All of the data needs to be repeated exactly.
[Begin]
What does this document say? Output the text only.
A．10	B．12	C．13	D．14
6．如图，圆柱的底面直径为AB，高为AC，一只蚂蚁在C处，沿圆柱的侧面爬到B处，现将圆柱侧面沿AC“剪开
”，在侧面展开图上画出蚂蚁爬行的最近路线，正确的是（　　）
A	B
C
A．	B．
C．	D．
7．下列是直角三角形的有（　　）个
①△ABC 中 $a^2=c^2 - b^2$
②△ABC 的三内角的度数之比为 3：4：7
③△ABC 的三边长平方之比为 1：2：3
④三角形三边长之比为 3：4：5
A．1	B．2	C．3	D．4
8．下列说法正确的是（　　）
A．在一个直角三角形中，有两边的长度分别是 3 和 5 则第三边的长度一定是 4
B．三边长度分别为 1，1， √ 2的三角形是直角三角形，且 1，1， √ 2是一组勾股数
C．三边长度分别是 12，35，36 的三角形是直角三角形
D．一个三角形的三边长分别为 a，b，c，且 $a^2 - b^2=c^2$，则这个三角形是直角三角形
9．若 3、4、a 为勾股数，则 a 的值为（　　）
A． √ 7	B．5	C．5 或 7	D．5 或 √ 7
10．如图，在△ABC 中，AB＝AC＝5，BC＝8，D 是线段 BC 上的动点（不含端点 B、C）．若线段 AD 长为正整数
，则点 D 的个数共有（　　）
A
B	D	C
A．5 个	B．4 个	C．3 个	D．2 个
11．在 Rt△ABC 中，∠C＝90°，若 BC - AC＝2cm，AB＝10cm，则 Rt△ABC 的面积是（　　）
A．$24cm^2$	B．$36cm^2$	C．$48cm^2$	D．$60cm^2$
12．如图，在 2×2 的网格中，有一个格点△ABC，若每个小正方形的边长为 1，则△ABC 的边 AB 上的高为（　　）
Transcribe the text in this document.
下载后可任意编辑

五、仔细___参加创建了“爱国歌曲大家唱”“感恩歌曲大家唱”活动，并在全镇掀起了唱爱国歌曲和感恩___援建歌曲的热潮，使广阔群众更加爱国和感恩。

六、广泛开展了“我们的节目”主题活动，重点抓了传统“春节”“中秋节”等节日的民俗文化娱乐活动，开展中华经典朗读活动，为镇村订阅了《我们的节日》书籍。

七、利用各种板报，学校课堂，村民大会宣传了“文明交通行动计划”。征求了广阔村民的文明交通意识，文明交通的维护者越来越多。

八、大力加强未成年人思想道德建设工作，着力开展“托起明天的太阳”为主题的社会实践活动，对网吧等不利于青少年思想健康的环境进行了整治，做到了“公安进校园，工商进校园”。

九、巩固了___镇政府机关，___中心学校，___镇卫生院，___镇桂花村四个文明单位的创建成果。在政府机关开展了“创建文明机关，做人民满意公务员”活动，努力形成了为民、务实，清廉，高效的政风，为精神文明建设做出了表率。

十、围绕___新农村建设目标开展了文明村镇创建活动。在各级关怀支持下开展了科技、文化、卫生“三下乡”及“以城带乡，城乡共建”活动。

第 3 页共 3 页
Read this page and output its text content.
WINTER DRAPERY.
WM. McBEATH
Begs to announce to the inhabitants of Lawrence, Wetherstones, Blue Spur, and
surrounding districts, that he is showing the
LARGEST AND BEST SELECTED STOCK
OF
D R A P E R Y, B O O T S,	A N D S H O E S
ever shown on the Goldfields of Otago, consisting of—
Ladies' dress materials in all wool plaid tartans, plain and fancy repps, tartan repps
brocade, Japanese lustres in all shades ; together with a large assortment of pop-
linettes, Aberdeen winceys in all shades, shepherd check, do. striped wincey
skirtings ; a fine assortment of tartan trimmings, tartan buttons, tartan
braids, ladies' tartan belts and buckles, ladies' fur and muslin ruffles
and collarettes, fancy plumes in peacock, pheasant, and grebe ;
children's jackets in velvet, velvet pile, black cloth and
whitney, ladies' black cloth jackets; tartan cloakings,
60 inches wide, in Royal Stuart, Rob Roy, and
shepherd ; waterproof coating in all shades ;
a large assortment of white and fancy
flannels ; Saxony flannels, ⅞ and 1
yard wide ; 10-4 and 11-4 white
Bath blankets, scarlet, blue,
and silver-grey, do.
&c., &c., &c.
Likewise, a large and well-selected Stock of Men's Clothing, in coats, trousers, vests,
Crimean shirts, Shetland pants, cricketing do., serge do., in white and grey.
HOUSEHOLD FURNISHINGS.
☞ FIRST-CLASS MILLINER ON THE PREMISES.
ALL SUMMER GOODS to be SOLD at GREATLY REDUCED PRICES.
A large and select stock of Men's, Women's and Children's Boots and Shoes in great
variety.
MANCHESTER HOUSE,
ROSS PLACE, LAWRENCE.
[End]
FINISHED ANSWER:
What does this document say? Output the text only.
A．10	B．12	C．13	D．14
6．如图，圆柱的底面直径为AB，高为AC，一只蚂蚁在C处，沿圆柱的侧面爬到B处，现将圆柱侧面沿AC“剪开
”，在侧面展开图上画出蚂蚁爬行的最近路线，正确的是（　　）
A	B
C
A．	B．
C．	D．
7．下列是直角三角形的有（　　）个
①△ABC 中 $a^2=c^2 - b^2$
②△ABC 的三内角的度数之比为 3：4：7
③△ABC 的三边长平方之比为 1：2：3
④三角形三边长之比为 3：4：5
A．1	B．2	C．3	D．4
8．下列说法正确的是（　　）
A．在一个直角三角形中，有两边的长度分别是 3 和 5 则第三边的长度一定是 4
B．三边长度分别为 1，1， √ 2的三角形是直角三角形，且 1，1， √ 2是一组勾股数
C．三边长度分别是 12，35，36 的三角形是直角三角形
D．一个三角形的三边长分别为 a，b，c，且 $a^2 - b^2=c^2$，则这个三角形是直角三角形
9．若 3、4、a 为勾股数，则 a 的值为（　　）
A． √ 7	B．5	C．5 或 7	D．5 或 √ 7
10．如图，在△ABC 中，AB＝AC＝5，BC＝8，D 是线段 BC 上的动点（不含端点 B、C）．若线段 AD 长为正整数
，则点 D 的个数共有（　　）
A
B	D	C
A．5 个	B．4 个	C．3 个	D．2 个
11．在 Rt△ABC 中，∠C＝90°，若 BC - AC＝2cm，AB＝10cm，则 Rt△ABC 的面积是（　　）
A．$24cm^2$	B．$36cm^2$	C．$48cm^2$	D．$60cm^2$
12．如图，在 2×2 的网格中，有一个格点△ABC，若每个小正方形的边长为 1，则△ABC 的边 AB 上的高为（　　）
Transcribe the text in this document.
下载后可任意编辑

五、仔细___参加创建了“爱国歌曲大家唱”“感恩歌曲大家唱”活动，并在全镇掀起了唱爱国歌曲和感恩___援建歌曲的热潮，使广阔群众更加爱国和感恩。

六、广泛开展了“我们的节目”主题活动，重点抓了传统“春节”“中秋节”等节日的民俗文化娱乐活动，开展中华经典朗读活动，为镇村订阅了《我们的节日》书籍。

七、利用各种板报，学校课堂，村民大会宣传了“文明交通行动计划”。征求了广阔村民的文明交通意识，文明交通的维护者越来越多。

八、大力加强未成年人思想道德建设工作，着力开展“托起明天的太阳”为主题的社会实践活动，对网吧等不利于青少年思想健康的环境进行了整治，做到了“公安进校园，工商进校园”。

九、巩固了___镇政府机关，___中心学校，___镇卫生院，___镇桂花村四个文明单位的创建成果。在政府机关开展了“创建文明机关，做人民满意公务员”活动，努力形成了为民、务实，清廉，高效的政风，为精神文明建设做出了表率。

十、围绕___新农村建设目标开展了文明村镇创建活动。在各级关怀支持下开展了科技、文化、卫生“三下乡”及“以城带乡，城乡共建”活动。

第 3 页共 3 页
Read this page and output its text content.
WINTER DRAPERY.
WM. McBEATH
Begs to announce to the inhabitants of Lawrence, Wetherstones, Blue Spur, and
surrounding districts, that he is showing the
LARGEST AND BEST SELECTED STOCK
OF
D R A P E R Y, B O O T S,	A N D S H O E S
ever shown on the Goldfields of Otago, consisting of—
Ladies' dress materials in all wool plaid tartans, plain and fancy repps, tartan repps
brocade, Japanese lustres in all shades ; together with a large assortment of pop-
linettes, Aberdeen winceys in all shades, shepherd check, do. striped wincey
skirtings ; a fine assortment of tartan trimmings, tartan buttons, tartan
braids, ladies' tartan belts and buckles, ladies' fur and muslin ruffles
and collarettes, fancy plumes in peacock, pheasant, and grebe ;
children's jackets in velvet, velvet pile, black cloth and
whitney, ladies' black cloth jackets; tartan cloakings,
60 inches wide, in Royal Stuart, Rob Roy, and
shepherd ; waterproof coating in all shades ;
a large assortment of white and fancy
flannels ; Saxony flannels, ⅞ and 1
yard wide ; 10-4 and 11-4 white
Bath blankets, scarlet, blue,
and silver-grey, do.
&c., &c., &c.
Likewise, a large and well-selected Stock of Men's Clothing, in coats, trousers, vests,
Crimean shirts, Shetland pants, cricketing do., serge do., in white and grey.
HOUSEHOLD FURNISHINGS.
☞ FIRST-CLASS MILLINER ON THE PREMISES.
ALL SUMMER GOODS to be SOLD at GREATLY REDUCED PRICES.
A large and select stock of Men's, Women's and Children's Boots and Shoes in great
variety.
MANCHESTER HOUSE,
ROSS PLACE, LAWRENCE.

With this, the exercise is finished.